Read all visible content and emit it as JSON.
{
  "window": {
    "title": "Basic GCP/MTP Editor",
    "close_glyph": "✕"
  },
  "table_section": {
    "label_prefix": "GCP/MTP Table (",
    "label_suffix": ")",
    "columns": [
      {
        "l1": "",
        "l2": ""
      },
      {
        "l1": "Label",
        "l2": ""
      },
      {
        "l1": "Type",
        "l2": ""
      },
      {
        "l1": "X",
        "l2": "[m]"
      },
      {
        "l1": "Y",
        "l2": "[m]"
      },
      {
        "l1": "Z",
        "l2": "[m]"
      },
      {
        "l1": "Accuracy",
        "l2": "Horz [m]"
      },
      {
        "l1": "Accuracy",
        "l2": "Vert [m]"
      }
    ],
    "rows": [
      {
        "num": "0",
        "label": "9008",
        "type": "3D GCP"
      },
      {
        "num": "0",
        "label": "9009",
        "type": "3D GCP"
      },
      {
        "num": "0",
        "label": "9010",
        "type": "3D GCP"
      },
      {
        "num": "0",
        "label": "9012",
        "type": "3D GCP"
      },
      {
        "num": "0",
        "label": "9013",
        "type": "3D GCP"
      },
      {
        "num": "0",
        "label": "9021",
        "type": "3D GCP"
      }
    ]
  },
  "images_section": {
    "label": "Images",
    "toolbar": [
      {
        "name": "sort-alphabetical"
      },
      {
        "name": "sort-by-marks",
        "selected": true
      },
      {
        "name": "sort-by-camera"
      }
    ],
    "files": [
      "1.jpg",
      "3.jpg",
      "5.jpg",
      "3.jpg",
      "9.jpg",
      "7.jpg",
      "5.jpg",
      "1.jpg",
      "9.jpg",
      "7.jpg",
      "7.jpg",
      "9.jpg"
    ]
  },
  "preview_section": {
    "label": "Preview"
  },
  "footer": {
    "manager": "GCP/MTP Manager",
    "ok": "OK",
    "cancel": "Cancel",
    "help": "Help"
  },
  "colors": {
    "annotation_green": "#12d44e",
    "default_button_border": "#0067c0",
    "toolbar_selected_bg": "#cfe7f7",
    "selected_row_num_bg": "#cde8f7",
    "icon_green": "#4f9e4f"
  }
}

▶ **PROBLEM REQUIREMENTS**
Extract each line holding the word "sort" from the records.

▶ **RESPONSE TO THIS EXERCISE**
        "name": "sort-alphabetical"
        "name": "sort-by-marks",
        "name": "sort-by-camera"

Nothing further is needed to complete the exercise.